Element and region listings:
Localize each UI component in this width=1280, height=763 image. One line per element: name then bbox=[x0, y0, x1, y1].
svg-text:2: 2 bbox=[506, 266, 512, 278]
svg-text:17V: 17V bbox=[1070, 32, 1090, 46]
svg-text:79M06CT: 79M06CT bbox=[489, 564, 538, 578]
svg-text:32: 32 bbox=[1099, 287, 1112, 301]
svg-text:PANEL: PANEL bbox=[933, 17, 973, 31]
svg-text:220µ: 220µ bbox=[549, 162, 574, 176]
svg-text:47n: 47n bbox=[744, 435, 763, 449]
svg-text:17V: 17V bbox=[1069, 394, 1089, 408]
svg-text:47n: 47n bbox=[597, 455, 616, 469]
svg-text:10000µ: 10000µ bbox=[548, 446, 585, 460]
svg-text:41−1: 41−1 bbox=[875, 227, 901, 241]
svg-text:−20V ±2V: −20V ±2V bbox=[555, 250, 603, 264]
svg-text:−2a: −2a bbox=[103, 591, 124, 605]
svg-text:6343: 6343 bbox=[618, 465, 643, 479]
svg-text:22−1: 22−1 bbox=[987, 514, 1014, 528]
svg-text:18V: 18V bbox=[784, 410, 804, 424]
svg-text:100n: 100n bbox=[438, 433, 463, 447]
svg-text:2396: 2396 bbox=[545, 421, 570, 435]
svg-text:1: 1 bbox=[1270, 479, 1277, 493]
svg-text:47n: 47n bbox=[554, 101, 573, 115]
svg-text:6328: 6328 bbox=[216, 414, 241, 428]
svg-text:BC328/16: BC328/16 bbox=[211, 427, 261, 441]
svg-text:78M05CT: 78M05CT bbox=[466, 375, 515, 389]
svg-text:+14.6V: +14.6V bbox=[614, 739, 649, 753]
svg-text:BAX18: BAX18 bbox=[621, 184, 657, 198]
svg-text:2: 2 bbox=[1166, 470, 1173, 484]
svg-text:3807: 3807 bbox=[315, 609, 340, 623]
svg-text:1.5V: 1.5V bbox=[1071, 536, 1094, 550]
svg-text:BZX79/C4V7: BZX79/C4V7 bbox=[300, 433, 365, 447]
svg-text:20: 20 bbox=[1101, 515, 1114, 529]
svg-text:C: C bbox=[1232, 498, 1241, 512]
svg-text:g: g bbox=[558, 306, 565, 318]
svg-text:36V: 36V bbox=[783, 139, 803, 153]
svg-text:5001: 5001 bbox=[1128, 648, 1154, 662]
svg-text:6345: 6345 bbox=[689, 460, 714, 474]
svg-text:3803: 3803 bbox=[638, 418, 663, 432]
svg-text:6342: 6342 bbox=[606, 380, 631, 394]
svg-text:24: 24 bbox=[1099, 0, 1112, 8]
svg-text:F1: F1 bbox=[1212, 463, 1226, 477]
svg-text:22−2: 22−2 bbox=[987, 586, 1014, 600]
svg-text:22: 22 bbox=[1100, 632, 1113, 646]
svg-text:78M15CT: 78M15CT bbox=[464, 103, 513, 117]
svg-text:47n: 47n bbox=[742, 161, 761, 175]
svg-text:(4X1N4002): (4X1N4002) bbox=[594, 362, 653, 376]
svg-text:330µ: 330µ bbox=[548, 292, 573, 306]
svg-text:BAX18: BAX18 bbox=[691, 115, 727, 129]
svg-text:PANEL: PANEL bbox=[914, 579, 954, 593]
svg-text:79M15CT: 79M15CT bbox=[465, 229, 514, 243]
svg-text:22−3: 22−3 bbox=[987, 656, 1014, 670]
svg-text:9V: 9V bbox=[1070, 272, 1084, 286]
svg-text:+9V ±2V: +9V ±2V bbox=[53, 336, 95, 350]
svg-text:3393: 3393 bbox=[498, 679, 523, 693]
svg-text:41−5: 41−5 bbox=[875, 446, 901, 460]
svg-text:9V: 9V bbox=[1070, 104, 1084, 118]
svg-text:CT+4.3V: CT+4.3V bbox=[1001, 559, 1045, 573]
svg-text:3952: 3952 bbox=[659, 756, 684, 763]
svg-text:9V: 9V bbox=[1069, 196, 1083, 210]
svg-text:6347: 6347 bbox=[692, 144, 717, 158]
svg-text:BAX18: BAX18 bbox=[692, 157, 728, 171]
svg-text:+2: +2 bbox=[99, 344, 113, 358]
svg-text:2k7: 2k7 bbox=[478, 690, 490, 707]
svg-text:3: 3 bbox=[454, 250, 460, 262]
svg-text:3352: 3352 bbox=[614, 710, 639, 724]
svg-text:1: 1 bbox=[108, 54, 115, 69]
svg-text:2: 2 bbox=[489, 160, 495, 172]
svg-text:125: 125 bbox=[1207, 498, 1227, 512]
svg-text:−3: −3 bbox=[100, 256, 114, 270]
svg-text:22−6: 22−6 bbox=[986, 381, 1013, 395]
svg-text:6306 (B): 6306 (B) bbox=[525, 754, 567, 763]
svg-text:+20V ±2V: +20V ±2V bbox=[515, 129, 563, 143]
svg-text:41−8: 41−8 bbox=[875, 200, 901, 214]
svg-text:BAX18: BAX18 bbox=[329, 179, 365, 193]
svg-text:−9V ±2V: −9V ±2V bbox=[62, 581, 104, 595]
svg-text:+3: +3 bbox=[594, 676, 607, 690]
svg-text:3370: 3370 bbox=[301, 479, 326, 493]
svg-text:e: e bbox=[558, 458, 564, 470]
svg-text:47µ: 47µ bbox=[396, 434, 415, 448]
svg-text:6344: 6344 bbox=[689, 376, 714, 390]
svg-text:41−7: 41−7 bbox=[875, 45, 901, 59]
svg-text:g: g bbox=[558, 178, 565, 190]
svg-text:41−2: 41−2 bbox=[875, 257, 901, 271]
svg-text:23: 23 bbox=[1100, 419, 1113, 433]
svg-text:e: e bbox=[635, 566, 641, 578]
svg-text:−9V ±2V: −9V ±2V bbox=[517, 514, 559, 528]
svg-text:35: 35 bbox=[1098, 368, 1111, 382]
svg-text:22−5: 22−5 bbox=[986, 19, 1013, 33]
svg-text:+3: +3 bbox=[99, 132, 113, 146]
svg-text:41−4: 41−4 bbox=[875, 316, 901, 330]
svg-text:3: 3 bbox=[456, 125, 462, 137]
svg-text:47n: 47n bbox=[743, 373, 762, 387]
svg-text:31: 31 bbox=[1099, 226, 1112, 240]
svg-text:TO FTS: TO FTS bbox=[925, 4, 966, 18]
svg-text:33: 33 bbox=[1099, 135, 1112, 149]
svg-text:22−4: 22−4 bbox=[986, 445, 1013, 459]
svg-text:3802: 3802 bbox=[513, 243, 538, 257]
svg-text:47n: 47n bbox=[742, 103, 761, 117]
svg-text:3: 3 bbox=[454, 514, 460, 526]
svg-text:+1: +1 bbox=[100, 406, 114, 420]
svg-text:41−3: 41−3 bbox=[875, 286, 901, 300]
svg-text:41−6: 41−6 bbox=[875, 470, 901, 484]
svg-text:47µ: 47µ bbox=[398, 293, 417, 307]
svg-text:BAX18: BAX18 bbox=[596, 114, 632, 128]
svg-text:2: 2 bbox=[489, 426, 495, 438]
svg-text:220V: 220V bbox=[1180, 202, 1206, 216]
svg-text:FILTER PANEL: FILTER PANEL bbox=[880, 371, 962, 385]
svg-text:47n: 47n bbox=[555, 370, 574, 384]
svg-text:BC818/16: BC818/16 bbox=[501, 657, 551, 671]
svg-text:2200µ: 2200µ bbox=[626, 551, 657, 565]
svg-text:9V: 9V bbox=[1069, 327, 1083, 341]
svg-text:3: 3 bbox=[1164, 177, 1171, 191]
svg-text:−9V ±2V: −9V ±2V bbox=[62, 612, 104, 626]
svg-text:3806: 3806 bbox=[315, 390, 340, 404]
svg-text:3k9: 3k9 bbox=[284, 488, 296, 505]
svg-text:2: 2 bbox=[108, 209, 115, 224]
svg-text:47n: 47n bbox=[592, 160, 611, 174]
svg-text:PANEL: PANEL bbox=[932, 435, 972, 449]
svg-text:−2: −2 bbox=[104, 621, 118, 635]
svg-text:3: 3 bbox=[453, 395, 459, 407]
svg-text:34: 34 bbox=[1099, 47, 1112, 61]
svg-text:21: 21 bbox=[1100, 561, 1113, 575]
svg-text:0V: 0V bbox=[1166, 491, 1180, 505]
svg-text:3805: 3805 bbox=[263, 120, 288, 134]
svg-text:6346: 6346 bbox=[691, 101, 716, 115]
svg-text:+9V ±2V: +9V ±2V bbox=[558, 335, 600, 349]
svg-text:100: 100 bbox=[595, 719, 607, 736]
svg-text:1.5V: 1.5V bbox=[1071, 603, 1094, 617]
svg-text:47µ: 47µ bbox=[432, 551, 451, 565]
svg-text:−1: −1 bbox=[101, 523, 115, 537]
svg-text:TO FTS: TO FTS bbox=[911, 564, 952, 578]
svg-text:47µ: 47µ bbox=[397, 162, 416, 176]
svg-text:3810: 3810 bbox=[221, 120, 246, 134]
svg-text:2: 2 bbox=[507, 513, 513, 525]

◆ STATED PROBLEM
Reproduce the lines word for word, from the first one through the line containing "svg-text:C: C bbox=[1232, 498, 1241, 512]", with both ends included.

◆ FINISHED EXERCISE
Localize each UI component in this width=1280, height=763 image. One line per element: name then bbox=[x0, y0, x1, y1].
svg-text:2: 2 bbox=[506, 266, 512, 278]
svg-text:17V: 17V bbox=[1070, 32, 1090, 46]
svg-text:79M06CT: 79M06CT bbox=[489, 564, 538, 578]
svg-text:32: 32 bbox=[1099, 287, 1112, 301]
svg-text:PANEL: PANEL bbox=[933, 17, 973, 31]
svg-text:220µ: 220µ bbox=[549, 162, 574, 176]
svg-text:47n: 47n bbox=[744, 435, 763, 449]
svg-text:17V: 17V bbox=[1069, 394, 1089, 408]
svg-text:47n: 47n bbox=[597, 455, 616, 469]
svg-text:10000µ: 10000µ bbox=[548, 446, 585, 460]
svg-text:41−1: 41−1 bbox=[875, 227, 901, 241]
svg-text:−20V ±2V: −20V ±2V bbox=[555, 250, 603, 264]
svg-text:−2a: −2a bbox=[103, 591, 124, 605]
svg-text:6343: 6343 bbox=[618, 465, 643, 479]
svg-text:22−1: 22−1 bbox=[987, 514, 1014, 528]
svg-text:18V: 18V bbox=[784, 410, 804, 424]
svg-text:100n: 100n bbox=[438, 433, 463, 447]
svg-text:2396: 2396 bbox=[545, 421, 570, 435]
svg-text:1: 1 bbox=[1270, 479, 1277, 493]
svg-text:47n: 47n bbox=[554, 101, 573, 115]
svg-text:6328: 6328 bbox=[216, 414, 241, 428]
svg-text:BC328/16: BC328/16 bbox=[211, 427, 261, 441]
svg-text:78M05CT: 78M05CT bbox=[466, 375, 515, 389]
svg-text:+14.6V: +14.6V bbox=[614, 739, 649, 753]
svg-text:BAX18: BAX18 bbox=[621, 184, 657, 198]
svg-text:2: 2 bbox=[1166, 470, 1173, 484]
svg-text:3807: 3807 bbox=[315, 609, 340, 623]
svg-text:1.5V: 1.5V bbox=[1071, 536, 1094, 550]
svg-text:BZX79/C4V7: BZX79/C4V7 bbox=[300, 433, 365, 447]
svg-text:20: 20 bbox=[1101, 515, 1114, 529]
svg-text:C: C bbox=[1232, 498, 1241, 512]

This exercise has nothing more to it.